--- start of DATA SUPPLIED ---

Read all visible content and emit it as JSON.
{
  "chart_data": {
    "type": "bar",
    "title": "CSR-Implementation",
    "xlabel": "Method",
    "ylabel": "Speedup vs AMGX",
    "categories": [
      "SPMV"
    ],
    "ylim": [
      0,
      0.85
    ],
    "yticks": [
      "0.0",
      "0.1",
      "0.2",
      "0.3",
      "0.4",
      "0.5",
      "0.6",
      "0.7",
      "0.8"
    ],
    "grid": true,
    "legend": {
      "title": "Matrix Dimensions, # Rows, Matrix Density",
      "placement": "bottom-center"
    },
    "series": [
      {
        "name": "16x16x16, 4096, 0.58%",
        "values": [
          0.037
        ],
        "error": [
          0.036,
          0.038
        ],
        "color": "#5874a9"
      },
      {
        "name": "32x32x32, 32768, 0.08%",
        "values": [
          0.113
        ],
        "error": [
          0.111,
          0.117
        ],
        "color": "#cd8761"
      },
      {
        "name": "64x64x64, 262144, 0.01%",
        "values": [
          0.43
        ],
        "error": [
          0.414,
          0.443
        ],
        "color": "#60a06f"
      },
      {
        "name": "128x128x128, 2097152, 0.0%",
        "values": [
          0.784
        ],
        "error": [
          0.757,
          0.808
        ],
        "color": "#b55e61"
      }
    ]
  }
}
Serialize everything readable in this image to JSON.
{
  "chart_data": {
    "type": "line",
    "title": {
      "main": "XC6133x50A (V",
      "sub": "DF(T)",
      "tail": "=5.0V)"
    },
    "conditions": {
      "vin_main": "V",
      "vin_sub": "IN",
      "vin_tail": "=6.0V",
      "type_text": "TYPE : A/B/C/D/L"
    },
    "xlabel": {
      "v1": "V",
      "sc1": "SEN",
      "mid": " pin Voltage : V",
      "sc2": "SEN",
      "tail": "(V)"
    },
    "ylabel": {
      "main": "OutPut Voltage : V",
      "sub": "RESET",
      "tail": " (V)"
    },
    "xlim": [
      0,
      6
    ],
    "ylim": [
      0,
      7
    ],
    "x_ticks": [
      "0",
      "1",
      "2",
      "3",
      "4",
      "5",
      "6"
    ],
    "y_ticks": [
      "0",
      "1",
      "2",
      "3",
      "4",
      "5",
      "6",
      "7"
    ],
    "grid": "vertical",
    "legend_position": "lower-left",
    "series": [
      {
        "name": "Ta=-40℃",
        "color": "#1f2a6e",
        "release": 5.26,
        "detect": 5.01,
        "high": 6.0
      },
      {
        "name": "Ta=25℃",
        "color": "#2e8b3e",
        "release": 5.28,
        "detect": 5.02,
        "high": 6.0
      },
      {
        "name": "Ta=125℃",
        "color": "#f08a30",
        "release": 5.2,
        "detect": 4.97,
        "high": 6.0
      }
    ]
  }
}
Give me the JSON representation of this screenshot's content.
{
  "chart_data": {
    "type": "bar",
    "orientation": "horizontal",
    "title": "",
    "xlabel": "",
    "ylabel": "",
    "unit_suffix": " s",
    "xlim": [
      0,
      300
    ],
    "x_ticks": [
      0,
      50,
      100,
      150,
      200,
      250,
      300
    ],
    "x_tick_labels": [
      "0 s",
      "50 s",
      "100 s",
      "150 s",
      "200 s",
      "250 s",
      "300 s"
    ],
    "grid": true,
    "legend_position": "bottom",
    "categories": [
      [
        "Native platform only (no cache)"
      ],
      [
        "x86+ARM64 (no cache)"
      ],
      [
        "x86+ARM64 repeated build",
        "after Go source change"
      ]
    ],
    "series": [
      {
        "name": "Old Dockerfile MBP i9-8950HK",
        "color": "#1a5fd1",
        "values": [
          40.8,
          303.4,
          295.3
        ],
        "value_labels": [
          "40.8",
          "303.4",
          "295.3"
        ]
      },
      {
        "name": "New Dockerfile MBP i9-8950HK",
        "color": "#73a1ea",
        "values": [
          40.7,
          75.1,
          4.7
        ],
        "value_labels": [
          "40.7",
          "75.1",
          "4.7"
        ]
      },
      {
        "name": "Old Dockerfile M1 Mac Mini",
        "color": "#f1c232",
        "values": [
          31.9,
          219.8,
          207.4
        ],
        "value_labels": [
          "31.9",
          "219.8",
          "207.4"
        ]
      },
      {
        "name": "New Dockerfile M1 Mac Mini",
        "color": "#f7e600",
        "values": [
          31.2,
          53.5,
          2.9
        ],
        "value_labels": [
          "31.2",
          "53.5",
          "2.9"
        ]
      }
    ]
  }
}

--- end of DATA SUPPLIED ---

TASK: In the records above, collect each line with "title".

RESULT:
    "title": "CSR-Implementation",
      "title": "Matrix Dimensions, # Rows, Matrix Density",
    "title": {
    "title": "",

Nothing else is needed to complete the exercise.